═══ Supplied information

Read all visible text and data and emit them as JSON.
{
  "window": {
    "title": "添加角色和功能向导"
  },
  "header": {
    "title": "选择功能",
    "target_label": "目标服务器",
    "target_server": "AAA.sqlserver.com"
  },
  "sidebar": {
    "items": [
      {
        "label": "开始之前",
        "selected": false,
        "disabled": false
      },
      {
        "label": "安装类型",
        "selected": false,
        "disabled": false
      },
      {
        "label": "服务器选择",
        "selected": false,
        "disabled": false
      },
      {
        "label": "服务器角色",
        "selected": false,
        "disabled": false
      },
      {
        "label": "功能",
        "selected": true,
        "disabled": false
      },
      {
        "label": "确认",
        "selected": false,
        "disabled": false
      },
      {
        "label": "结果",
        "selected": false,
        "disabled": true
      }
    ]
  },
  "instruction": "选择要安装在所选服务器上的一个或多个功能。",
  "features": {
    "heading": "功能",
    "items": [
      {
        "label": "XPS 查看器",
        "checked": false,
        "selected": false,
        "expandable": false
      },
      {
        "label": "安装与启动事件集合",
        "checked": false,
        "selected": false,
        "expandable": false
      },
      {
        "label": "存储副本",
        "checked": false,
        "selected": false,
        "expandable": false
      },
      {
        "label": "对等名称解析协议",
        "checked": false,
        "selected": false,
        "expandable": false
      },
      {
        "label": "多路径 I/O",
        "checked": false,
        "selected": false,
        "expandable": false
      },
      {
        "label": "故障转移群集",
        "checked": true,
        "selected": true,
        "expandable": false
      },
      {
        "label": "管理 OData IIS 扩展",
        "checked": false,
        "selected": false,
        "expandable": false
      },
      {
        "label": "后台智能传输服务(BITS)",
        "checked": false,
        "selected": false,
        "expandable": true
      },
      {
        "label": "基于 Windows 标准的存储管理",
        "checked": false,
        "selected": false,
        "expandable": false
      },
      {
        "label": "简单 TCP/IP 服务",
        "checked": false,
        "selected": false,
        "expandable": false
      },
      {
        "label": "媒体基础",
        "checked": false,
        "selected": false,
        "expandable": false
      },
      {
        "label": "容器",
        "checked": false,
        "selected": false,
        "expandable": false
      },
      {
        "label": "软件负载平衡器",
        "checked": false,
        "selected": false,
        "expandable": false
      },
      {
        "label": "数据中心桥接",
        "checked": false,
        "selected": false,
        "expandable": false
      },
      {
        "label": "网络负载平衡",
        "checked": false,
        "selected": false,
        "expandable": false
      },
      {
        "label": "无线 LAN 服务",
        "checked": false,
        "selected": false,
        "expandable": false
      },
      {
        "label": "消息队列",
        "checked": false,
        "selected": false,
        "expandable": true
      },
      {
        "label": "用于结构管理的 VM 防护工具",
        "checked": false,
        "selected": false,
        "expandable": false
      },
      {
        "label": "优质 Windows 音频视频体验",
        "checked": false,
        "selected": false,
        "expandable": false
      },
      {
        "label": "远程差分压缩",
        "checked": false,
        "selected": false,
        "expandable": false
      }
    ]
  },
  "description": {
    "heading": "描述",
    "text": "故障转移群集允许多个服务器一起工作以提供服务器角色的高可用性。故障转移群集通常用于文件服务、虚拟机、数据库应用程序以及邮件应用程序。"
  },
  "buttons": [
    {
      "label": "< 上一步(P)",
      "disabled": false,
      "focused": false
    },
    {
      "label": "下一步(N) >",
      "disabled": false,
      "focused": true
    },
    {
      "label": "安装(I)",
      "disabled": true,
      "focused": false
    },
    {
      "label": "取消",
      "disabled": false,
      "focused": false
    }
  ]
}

══════

## Written task:
From the entries above, extract each line containing "true".

## Answer to the exercise:
        "selected": true,
        "disabled": true
        "checked": true,
        "selected": true,
        "expandable": true
        "expandable": true
      "focused": true
      "disabled": true,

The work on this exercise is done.